_Document segment_:
= = =
If he will not come clean with you, then seriously consider ending it. I. Am. Serious.

Lies and concealment in the financial realm do not bode well, when it comes to lies (by omission, if nothing else) and concealment of anything else. Like why someone is working late all the time, or whose hairpin is this—I found it in our bed.

Forgetting about something small is one thing. If there's a credit card he hasn't used in 20 years then that's one thing. If there's a separate account for $20k that he's actively hiding from you? That is something else entirely.

Another thing about divorce. It guts people financially—particularly women.

And I know how cynical I sound, and maybe it's all love and starry eyes for you. I hope anyone who is about to wed is deeply in love with their fiancé(e). But turning a blind eye to finances is ignoring your future.

Average credit card debt in the US is over $7200. He could be carrying that kind of debt and it would stink to not know about it. What happens if you sign jointly filed taxes but he's concealing accounts? It's a federal offense, and you, too, could be on the hook, because your signature implies you read and understood the tax return.

A 520 credit score versus a 720 will lead to loan denials, and it may be hard to get a decent mortgage, if you get one at all. Credit card interest rates will be a lot higher, too. The US loves to get people into debt and then charge them up the yin yang to pay it off.

Know this stuff now. And maybe it's all okay. Or maybe the ring is just scratching a very ugly surface.

Oh, and one more thing. Don't presume anything when it comes to money. Ever. No matter what it's for or whom it's for.

Signed, a person who works in credit (and has been married for over 30 years).
JazzyCat
 
  1  
Mon 24 Apr, 2023 11:06 am
@jespah,
Absolutely, all our money dealings are transparent. We run a business together, so it has to be. And that is why I know he can afford an engagement ring but he doesn't want to spend the money on one.

The cost of both our bands are not as much as what he spent on his ex, It's not alot of money for me to pay for a nice ring for him, I could buy myself something for that much too if I wanted but it is disappointing I don't have something special from him.
hightor
 
  2  
Mon 24 Apr, 2023 11:46 am
@JazzyCat,
I think you're taking a very materialistic attitude. If anything, the money he wasted on his ex demonstrates that the cost of an engagement ring doesn't buy an enduring marriage.
= = =
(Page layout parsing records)
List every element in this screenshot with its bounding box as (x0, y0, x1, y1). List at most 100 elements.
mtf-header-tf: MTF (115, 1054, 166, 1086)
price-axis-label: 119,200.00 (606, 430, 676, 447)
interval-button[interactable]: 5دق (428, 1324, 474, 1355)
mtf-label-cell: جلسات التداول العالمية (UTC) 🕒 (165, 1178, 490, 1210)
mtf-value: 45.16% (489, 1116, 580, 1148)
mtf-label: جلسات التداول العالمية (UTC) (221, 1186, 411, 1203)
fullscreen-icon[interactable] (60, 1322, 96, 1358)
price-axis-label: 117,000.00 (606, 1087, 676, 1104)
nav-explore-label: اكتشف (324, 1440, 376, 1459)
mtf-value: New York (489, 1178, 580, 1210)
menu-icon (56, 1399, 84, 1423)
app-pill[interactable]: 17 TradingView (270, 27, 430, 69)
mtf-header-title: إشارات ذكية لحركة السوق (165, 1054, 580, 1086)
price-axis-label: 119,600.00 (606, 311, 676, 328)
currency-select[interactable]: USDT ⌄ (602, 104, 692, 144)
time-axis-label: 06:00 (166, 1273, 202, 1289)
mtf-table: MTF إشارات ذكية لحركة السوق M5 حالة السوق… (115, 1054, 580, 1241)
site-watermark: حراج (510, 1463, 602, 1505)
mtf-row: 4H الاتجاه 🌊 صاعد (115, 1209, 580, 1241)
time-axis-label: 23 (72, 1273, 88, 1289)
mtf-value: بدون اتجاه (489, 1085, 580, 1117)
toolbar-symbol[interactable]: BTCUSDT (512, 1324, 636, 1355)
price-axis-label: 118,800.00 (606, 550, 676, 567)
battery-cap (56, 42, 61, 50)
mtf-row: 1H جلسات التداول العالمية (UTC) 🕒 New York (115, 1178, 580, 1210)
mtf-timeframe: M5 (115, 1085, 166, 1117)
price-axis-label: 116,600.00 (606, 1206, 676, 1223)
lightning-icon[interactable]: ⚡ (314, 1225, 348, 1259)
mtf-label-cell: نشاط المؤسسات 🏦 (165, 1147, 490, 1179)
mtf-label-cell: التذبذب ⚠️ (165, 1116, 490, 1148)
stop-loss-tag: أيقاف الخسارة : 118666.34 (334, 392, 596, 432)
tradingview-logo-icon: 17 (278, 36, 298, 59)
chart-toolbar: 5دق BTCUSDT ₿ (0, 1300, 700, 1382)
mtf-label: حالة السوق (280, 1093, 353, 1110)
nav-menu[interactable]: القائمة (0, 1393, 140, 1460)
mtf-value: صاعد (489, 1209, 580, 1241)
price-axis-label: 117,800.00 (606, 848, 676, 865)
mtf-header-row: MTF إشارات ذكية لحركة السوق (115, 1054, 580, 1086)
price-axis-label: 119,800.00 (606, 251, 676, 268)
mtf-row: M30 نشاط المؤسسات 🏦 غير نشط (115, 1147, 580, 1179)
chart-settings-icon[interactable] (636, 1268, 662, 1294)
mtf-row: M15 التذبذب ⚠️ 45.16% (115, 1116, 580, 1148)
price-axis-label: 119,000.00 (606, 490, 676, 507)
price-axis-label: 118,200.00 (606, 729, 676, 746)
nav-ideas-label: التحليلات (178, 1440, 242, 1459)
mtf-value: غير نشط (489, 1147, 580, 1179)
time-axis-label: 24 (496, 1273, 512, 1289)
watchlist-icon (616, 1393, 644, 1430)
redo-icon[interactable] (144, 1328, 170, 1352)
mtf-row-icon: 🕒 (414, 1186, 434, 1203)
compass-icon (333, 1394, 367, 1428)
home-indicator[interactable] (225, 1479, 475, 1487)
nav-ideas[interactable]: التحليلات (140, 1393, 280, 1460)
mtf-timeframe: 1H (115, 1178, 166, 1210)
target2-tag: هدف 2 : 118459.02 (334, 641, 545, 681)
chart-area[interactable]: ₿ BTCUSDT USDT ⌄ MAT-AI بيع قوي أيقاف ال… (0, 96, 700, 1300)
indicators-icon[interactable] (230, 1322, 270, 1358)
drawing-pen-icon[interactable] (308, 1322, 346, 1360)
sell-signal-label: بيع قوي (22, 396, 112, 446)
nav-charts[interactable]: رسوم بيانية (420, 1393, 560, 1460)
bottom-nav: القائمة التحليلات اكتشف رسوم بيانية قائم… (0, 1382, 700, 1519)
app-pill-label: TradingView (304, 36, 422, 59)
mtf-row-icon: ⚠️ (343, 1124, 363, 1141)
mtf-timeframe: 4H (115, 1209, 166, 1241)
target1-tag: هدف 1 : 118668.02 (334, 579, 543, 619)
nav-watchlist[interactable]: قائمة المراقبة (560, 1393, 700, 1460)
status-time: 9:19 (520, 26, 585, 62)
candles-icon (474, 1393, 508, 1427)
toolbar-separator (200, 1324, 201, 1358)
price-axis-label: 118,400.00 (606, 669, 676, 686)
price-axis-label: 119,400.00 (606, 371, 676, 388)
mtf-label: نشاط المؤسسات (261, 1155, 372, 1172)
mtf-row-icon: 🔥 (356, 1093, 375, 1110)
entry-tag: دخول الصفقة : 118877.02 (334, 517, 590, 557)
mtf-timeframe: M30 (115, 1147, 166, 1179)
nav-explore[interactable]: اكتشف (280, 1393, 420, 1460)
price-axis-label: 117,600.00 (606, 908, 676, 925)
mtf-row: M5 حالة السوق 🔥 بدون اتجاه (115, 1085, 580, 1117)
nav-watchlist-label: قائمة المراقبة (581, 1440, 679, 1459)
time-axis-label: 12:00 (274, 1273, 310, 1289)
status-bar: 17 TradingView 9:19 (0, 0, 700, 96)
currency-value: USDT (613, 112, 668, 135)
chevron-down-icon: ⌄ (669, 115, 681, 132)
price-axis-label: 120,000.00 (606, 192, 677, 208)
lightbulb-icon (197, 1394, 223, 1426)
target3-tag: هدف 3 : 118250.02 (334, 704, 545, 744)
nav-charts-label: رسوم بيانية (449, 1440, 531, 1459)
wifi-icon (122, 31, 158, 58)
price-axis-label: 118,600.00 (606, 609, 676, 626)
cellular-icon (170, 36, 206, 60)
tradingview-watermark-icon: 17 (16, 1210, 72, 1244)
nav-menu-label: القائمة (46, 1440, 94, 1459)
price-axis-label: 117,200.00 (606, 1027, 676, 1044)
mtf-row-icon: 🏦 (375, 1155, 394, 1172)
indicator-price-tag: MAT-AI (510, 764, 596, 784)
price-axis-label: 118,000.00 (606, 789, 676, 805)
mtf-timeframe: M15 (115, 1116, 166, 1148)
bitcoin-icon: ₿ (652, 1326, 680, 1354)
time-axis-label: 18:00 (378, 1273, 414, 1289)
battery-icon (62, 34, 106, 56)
= = =
_Action item A_: Rewrite everything from "Forgetting about something" down to "ignoring your future." in the forum thread about money before marriage, replacing "divorce" with "separation".
_Action item B_: Write the next part of the forum thread about money before marriage, picking up after its last post.
These records have no connection to the forum thread about money before marriage.

_Answer area A_:
Forgetting about something small is one thing. If there's a credit card he hasn't used in 20 years then that's one thing. If there's a separate account for $20k that he's actively hiding from you? That is something else entirely.

Another thing about separation. It guts people financially—particularly women.

And I know how cynical I sound, and maybe it's all love and starry eyes for you. I hope anyone who is about to wed is deeply in love with their fiancé(e). But turning a blind eye to finances is ignoring your future.

_Answer area B_:
0 Replies
 
Mame
 
  2  
Mon 24 Apr, 2023 03:32 pm
@JazzyCat,
JazzyCat wrote:

He has asked me to marry him without a ring and then points out that his ex still wears a $2000 ring he bought for her. We went to design bands together which I presume we are sharing the cost of which is fine and they are beautiful. But I'm feeling a little second rate after knowing he can afford to buy something, like anything.. Is it wrong for me to feel sad that perhaps he doesn't think I'm worth it? And if that's the case.. should it put questions on the wedding?


Jespah's points are spot on, as usual. My concern for you, however, is directed at the following:

1. Why would he point out his ex still wears a $2K ring he bought? What is that about? How did that enter the conversation?

2. You "presume" you're both sharing the cost of your designer rings. Don't you know? Haven't you had this conversation? Can either of you afford the cost?

3. If you're feeling second-rate, that's valid. You feel how you feel. Why not talk to him about it? Does he do anything special for you? Do you feel cherished?

4. You are assuming he doesn't feel you're worth it (a $2K ring), but is that true? You don't know because you aren't asking or sharing.

You don't have to answer any of these questions but I do hope you think about them. Communication is so important, everywhere, all the time. I suggest telling him how you're feeling and why and listen to his responses.

Best of luck.
0 Replies
 
engineer
 
  3  
Mon 24 Apr, 2023 06:02 pm
My guess is he got an expensive ring for his ex and the marriage didn't last so he is hesitant to make such a commitment again.
0 Replies
 
bobsal u1553115
 
  1  
Mon 24 Apr, 2023 10:13 pm
@JazzyCat,
Diamonds are a luxury, not an investment.